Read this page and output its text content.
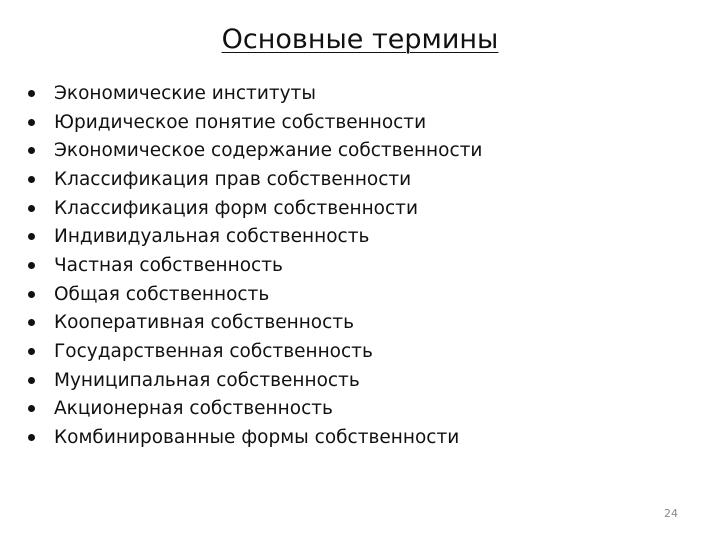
Основные термины
Экономические институты
Юридическое понятие собственности
Экономическое содержание собственности
Классификация прав собственности
Классификация форм собственности
Индивидуальная собственность
Частная собственность
Общая собственность
Кооперативная собственность
Государственная собственность
Муниципальная собственность
Акционерная собственность
Комбинированные формы собственности
24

########################################

• _Objective_
Retype the data above exactly; pictures are not part of the copy.

• _Response for this exercise_
Read this page and output its text content.
Основные термины
Экономические институты
Юридическое понятие собственности
Экономическое содержание собственности
Классификация прав собственности
Классификация форм собственности
Индивидуальная собственность
Частная собственность
Общая собственность
Кооперативная собственность
Государственная собственность
Муниципальная собственность
Акционерная собственность
Комбинированные формы собственности
24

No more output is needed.